Directions: Pictures aside, write out every record exactly as it appears.

Source data:
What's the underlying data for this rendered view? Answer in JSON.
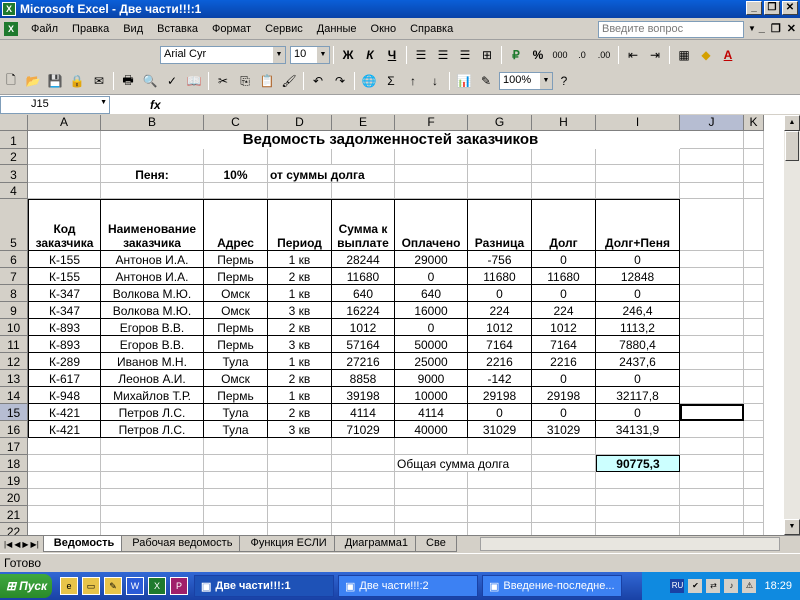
{
  "window": {
    "title": "Microsoft Excel - Две части!!!:1",
    "icon": "excel-icon"
  },
  "menu": {
    "items": [
      "Файл",
      "Правка",
      "Вид",
      "Вставка",
      "Формат",
      "Сервис",
      "Данные",
      "Окно",
      "Справка"
    ],
    "help_placeholder": "Введите вопрос"
  },
  "toolbar": {
    "font": "Arial Cyr",
    "size": "10",
    "zoom": "100%",
    "bold": "Ж",
    "italic": "К",
    "underline": "Ч",
    "percent": "%",
    "thousands": "000"
  },
  "formula": {
    "cell_ref": "J15",
    "fx": "fx",
    "content": ""
  },
  "columns": [
    "A",
    "B",
    "C",
    "D",
    "E",
    "F",
    "G",
    "H",
    "I",
    "J",
    "K"
  ],
  "rows": [
    "1",
    "2",
    "3",
    "4",
    "5",
    "6",
    "7",
    "8",
    "9",
    "10",
    "11",
    "12",
    "13",
    "14",
    "15",
    "16",
    "17",
    "18",
    "19",
    "20",
    "21",
    "22"
  ],
  "sheet": {
    "title": "Ведомость задолженностей заказчиков",
    "penalty_label": "Пеня:",
    "penalty_value": "10%",
    "penalty_note": "от суммы долга",
    "headers": [
      "Код заказчика",
      "Наименование заказчика",
      "Адрес",
      "Период",
      "Сумма к выплате",
      "Оплачено",
      "Разница",
      "Долг",
      "Долг+Пеня"
    ],
    "data": [
      [
        "К-155",
        "Антонов И.А.",
        "Пермь",
        "1 кв",
        "28244",
        "29000",
        "-756",
        "0",
        "0"
      ],
      [
        "К-155",
        "Антонов И.А.",
        "Пермь",
        "2 кв",
        "11680",
        "0",
        "11680",
        "11680",
        "12848"
      ],
      [
        "К-347",
        "Волкова М.Ю.",
        "Омск",
        "1 кв",
        "640",
        "640",
        "0",
        "0",
        "0"
      ],
      [
        "К-347",
        "Волкова М.Ю.",
        "Омск",
        "3 кв",
        "16224",
        "16000",
        "224",
        "224",
        "246,4"
      ],
      [
        "К-893",
        "Егоров В.В.",
        "Пермь",
        "2 кв",
        "1012",
        "0",
        "1012",
        "1012",
        "1113,2"
      ],
      [
        "К-893",
        "Егоров В.В.",
        "Пермь",
        "3 кв",
        "57164",
        "50000",
        "7164",
        "7164",
        "7880,4"
      ],
      [
        "К-289",
        "Иванов М.Н.",
        "Тула",
        "1 кв",
        "27216",
        "25000",
        "2216",
        "2216",
        "2437,6"
      ],
      [
        "К-617",
        "Леонов А.И.",
        "Омск",
        "2 кв",
        "8858",
        "9000",
        "-142",
        "0",
        "0"
      ],
      [
        "К-948",
        "Михайлов Т.Р.",
        "Пермь",
        "1 кв",
        "39198",
        "10000",
        "29198",
        "29198",
        "32117,8"
      ],
      [
        "К-421",
        "Петров Л.С.",
        "Тула",
        "2 кв",
        "4114",
        "4114",
        "0",
        "0",
        "0"
      ],
      [
        "К-421",
        "Петров Л.С.",
        "Тула",
        "3 кв",
        "71029",
        "40000",
        "31029",
        "31029",
        "34131,9"
      ]
    ],
    "total_label": "Общая сумма долга",
    "total_value": "90775,3"
  },
  "tabs": [
    "Ведомость",
    "Рабочая ведомость",
    "Функция ЕСЛИ",
    "Диаграмма1",
    "Све"
  ],
  "status": "Готово",
  "taskbar": {
    "start": "Пуск",
    "buttons": [
      "Две части!!!:1",
      "Две части!!!:2",
      "Введение-последне..."
    ],
    "lang": "RU",
    "clock": "18:29"
  }
}
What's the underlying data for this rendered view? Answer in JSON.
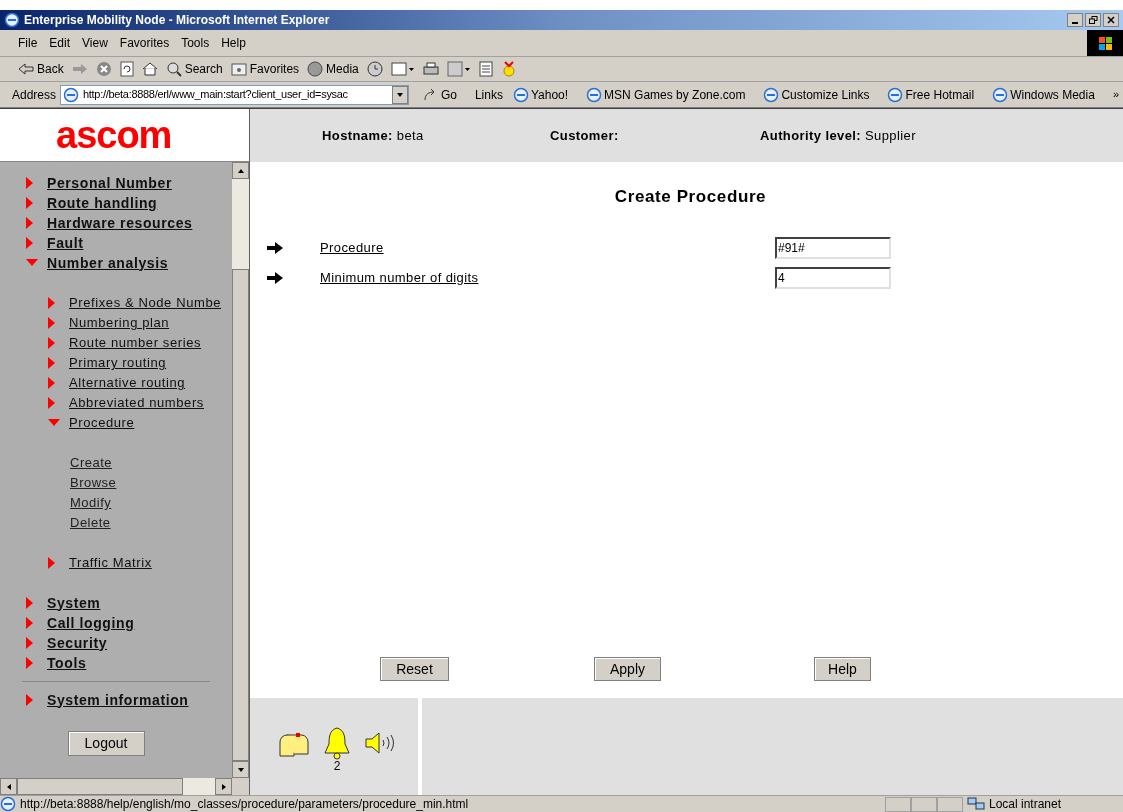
{
  "window": {
    "title": "Enterprise Mobility Node - Microsoft Internet Explorer"
  },
  "menu": [
    "File",
    "Edit",
    "View",
    "Favorites",
    "Tools",
    "Help"
  ],
  "toolbar": [
    {
      "kind": "back",
      "label": "Back"
    },
    {
      "kind": "forward"
    },
    {
      "kind": "stop"
    },
    {
      "kind": "refresh"
    },
    {
      "kind": "home"
    },
    {
      "kind": "search",
      "label": "Search"
    },
    {
      "kind": "favorites",
      "label": "Favorites"
    },
    {
      "kind": "media",
      "label": "Media"
    },
    {
      "kind": "history"
    },
    {
      "kind": "mail"
    },
    {
      "kind": "print"
    },
    {
      "kind": "edit"
    },
    {
      "kind": "discuss"
    },
    {
      "kind": "messenger"
    }
  ],
  "address": {
    "label": "Address",
    "value": "http://beta:8888/erl/www_main:start?client_user_id=sysac",
    "go": "Go"
  },
  "links": {
    "label": "Links",
    "items": [
      "Yahoo!",
      "MSN Games by Zone.com",
      "Customize Links",
      "Free Hotmail",
      "Windows Media"
    ],
    "more": "»"
  },
  "logo": "ascom",
  "header": [
    {
      "label": "Hostname:",
      "value": "beta"
    },
    {
      "label": "Customer:"
    },
    {
      "label": "Authority level:",
      "value": "Supplier"
    }
  ],
  "nav": [
    {
      "label": "Personal Number",
      "kind": "folder",
      "expanded": false
    },
    {
      "label": "Route handling",
      "kind": "folder",
      "expanded": false
    },
    {
      "label": "Hardware resources",
      "kind": "folder",
      "expanded": false
    },
    {
      "label": "Fault",
      "kind": "folder",
      "expanded": false
    },
    {
      "label": "Number analysis",
      "kind": "folder",
      "expanded": true,
      "children": [
        {
          "label": "Prefixes & Node Numbe",
          "kind": "folder",
          "expanded": false
        },
        {
          "label": "Numbering plan",
          "kind": "folder",
          "expanded": false
        },
        {
          "label": "Route number series",
          "kind": "folder",
          "expanded": false
        },
        {
          "label": "Primary routing",
          "kind": "folder",
          "expanded": false
        },
        {
          "label": "Alternative routing",
          "kind": "folder",
          "expanded": false
        },
        {
          "label": "Abbreviated numbers",
          "kind": "folder",
          "expanded": false
        },
        {
          "label": "Procedure",
          "kind": "folder",
          "expanded": true,
          "children": [
            {
              "label": "Create",
              "kind": "action"
            },
            {
              "label": "Browse",
              "kind": "action"
            },
            {
              "label": "Modify",
              "kind": "action"
            },
            {
              "label": "Delete",
              "kind": "action"
            }
          ]
        },
        {
          "label": "Traffic Matrix",
          "kind": "folder",
          "expanded": false
        }
      ]
    },
    {
      "label": "System",
      "kind": "folder",
      "expanded": false
    },
    {
      "label": "Call logging",
      "kind": "folder",
      "expanded": false
    },
    {
      "label": "Security",
      "kind": "folder",
      "expanded": false
    },
    {
      "label": "Tools",
      "kind": "folder",
      "expanded": false
    }
  ],
  "nav_footer": {
    "label": "System information",
    "expanded": false
  },
  "logout": "Logout",
  "page_title": "Create Procedure",
  "fields": [
    {
      "label": "Procedure",
      "value": "#91#"
    },
    {
      "label": "Minimum number of digits",
      "value": "4"
    }
  ],
  "buttons": [
    "Reset",
    "Apply",
    "Help"
  ],
  "alarm_count": "2",
  "status": {
    "url": "http://beta:8888/help/english/mo_classes/procedure/parameters/procedure_min.html",
    "zone": "Local intranet"
  }
}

Solution:
What's the underlying data for this rendered view? Answer in JSON.
{
  "window": {
    "title": "Microsoft Excel - Две части!!!:1",
    "icon": "excel-icon"
  },
  "menu": {
    "items": [
      "Файл",
      "Правка",
      "Вид",
      "Вставка",
      "Формат",
      "Сервис",
      "Данные",
      "Окно",
      "Справка"
    ],
    "help_placeholder": "Введите вопрос"
  },
  "toolbar": {
    "font": "Arial Cyr",
    "size": "10",
    "zoom": "100%",
    "bold": "Ж",
    "italic": "К",
    "underline": "Ч",
    "percent": "%",
    "thousands": "000"
  },
  "formula": {
    "cell_ref": "J15",
    "fx": "fx",
    "content": ""
  },
  "columns": [
    "A",
    "B",
    "C",
    "D",
    "E",
    "F",
    "G",
    "H",
    "I",
    "J",
    "K"
  ],
  "rows": [
    "1",
    "2",
    "3",
    "4",
    "5",
    "6",
    "7",
    "8",
    "9",
    "10",
    "11",
    "12",
    "13",
    "14",
    "15",
    "16",
    "17",
    "18",
    "19",
    "20",
    "21",
    "22"
  ],
  "sheet": {
    "title": "Ведомость задолженностей заказчиков",
    "penalty_label": "Пеня:",
    "penalty_value": "10%",
    "penalty_note": "от суммы долга",
    "headers": [
      "Код заказчика",
      "Наименование заказчика",
      "Адрес",
      "Период",
      "Сумма к выплате",
      "Оплачено",
      "Разница",
      "Долг",
      "Долг+Пеня"
    ],
    "data": [
      [
        "К-155",
        "Антонов И.А.",
        "Пермь",
        "1 кв",
        "28244",
        "29000",
        "-756",
        "0",
        "0"
      ],
      [
        "К-155",
        "Антонов И.А.",
        "Пермь",
        "2 кв",
        "11680",
        "0",
        "11680",
        "11680",
        "12848"
      ],
      [
        "К-347",
        "Волкова М.Ю.",
        "Омск",
        "1 кв",
        "640",
        "640",
        "0",
        "0",
        "0"
      ],
      [
        "К-347",
        "Волкова М.Ю.",
        "Омск",
        "3 кв",
        "16224",
        "16000",
        "224",
        "224",
        "246,4"
      ],
      [
        "К-893",
        "Егоров В.В.",
        "Пермь",
        "2 кв",
        "1012",
        "0",
        "1012",
        "1012",
        "1113,2"
      ],
      [
        "К-893",
        "Егоров В.В.",
        "Пермь",
        "3 кв",
        "57164",
        "50000",
        "7164",
        "7164",
        "7880,4"
      ],
      [
        "К-289",
        "Иванов М.Н.",
        "Тула",
        "1 кв",
        "27216",
        "25000",
        "2216",
        "2216",
        "2437,6"
      ],
      [
        "К-617",
        "Леонов А.И.",
        "Омск",
        "2 кв",
        "8858",
        "9000",
        "-142",
        "0",
        "0"
      ],
      [
        "К-948",
        "Михайлов Т.Р.",
        "Пермь",
        "1 кв",
        "39198",
        "10000",
        "29198",
        "29198",
        "32117,8"
      ],
      [
        "К-421",
        "Петров Л.С.",
        "Тула",
        "2 кв",
        "4114",
        "4114",
        "0",
        "0",
        "0"
      ],
      [
        "К-421",
        "Петров Л.С.",
        "Тула",
        "3 кв",
        "71029",
        "40000",
        "31029",
        "31029",
        "34131,9"
      ]
    ],
    "total_label": "Общая сумма долга",
    "total_value": "90775,3"
  },
  "tabs": [
    "Ведомость",
    "Рабочая ведомость",
    "Функция ЕСЛИ",
    "Диаграмма1",
    "Све"
  ],
  "status": "Готово",
  "taskbar": {
    "start": "Пуск",
    "buttons": [
      "Две части!!!:1",
      "Две части!!!:2",
      "Введение-последне..."
    ],
    "lang": "RU",
    "clock": "18:29"
  }
}
What's the underlying data for this rendered view? Answer in JSON.
{
  "window": {
    "title": "Enterprise Mobility Node - Microsoft Internet Explorer"
  },
  "menu": [
    "File",
    "Edit",
    "View",
    "Favorites",
    "Tools",
    "Help"
  ],
  "toolbar": [
    {
      "kind": "back",
      "label": "Back"
    },
    {
      "kind": "forward"
    },
    {
      "kind": "stop"
    },
    {
      "kind": "refresh"
    },
    {
      "kind": "home"
    },
    {
      "kind": "search",
      "label": "Search"
    },
    {
      "kind": "favorites",
      "label": "Favorites"
    },
    {
      "kind": "media",
      "label": "Media"
    },
    {
      "kind": "history"
    },
    {
      "kind": "mail"
    },
    {
      "kind": "print"
    },
    {
      "kind": "edit"
    },
    {
      "kind": "discuss"
    },
    {
      "kind": "messenger"
    }
  ],
  "address": {
    "label": "Address",
    "value": "http://beta:8888/erl/www_main:start?client_user_id=sysac",
    "go": "Go"
  },
  "links": {
    "label": "Links",
    "items": [
      "Yahoo!",
      "MSN Games by Zone.com",
      "Customize Links",
      "Free Hotmail",
      "Windows Media"
    ],
    "more": "»"
  },
  "logo": "ascom",
  "header": [
    {
      "label": "Hostname:",
      "value": "beta"
    },
    {
      "label": "Customer:"
    },
    {
      "label": "Authority level:",
      "value": "Supplier"
    }
  ],
  "nav": [
    {
      "label": "Personal Number",
      "kind": "folder",
      "expanded": false
    },
    {
      "label": "Route handling",
      "kind": "folder",
      "expanded": false
    },
    {
      "label": "Hardware resources",
      "kind": "folder",
      "expanded": false
    },
    {
      "label": "Fault",
      "kind": "folder",
      "expanded": false
    },
    {
      "label": "Number analysis",
      "kind": "folder",
      "expanded": true,
      "children": [
        {
          "label": "Prefixes & Node Numbe",
          "kind": "folder",
          "expanded": false
        },
        {
          "label": "Numbering plan",
          "kind": "folder",
          "expanded": false
        },
        {
          "label": "Route number series",
          "kind": "folder",
          "expanded": false
        },
        {
          "label": "Primary routing",
          "kind": "folder",
          "expanded": false
        },
        {
          "label": "Alternative routing",
          "kind": "folder",
          "expanded": false
        },
        {
          "label": "Abbreviated numbers",
          "kind": "folder",
          "expanded": false
        },
        {
          "label": "Procedure",
          "kind": "folder",
          "expanded": true,
          "children": [
            {
              "label": "Create",
              "kind": "action"
            },
            {
              "label": "Browse",
              "kind": "action"
            },
            {
              "label": "Modify",
              "kind": "action"
            },
            {
              "label": "Delete",
              "kind": "action"
            }
          ]
        },
        {
          "label": "Traffic Matrix",
          "kind": "folder",
          "expanded": false
        }
      ]
    },
    {
      "label": "System",
      "kind": "folder",
      "expanded": false
    },
    {
      "label": "Call logging",
      "kind": "folder",
      "expanded": false
    },
    {
      "label": "Security",
      "kind": "folder",
      "expanded": false
    },
    {
      "label": "Tools",
      "kind": "folder",
      "expanded": false
    }
  ],
  "nav_footer": {
    "label": "System information",
    "expanded": false
  },
  "logout": "Logout",
  "page_title": "Create Procedure",
  "fields": [
    {
      "label": "Procedure",
      "value": "#91#"
    },
    {
      "label": "Minimum number of digits",
      "value": "4"
    }
  ],
  "buttons": [
    "Reset",
    "Apply",
    "Help"
  ],
  "alarm_count": "2",
  "status": {
    "url": "http://beta:8888/help/english/mo_classes/procedure/parameters/procedure_min.html",
    "zone": "Local intranet"
  }
}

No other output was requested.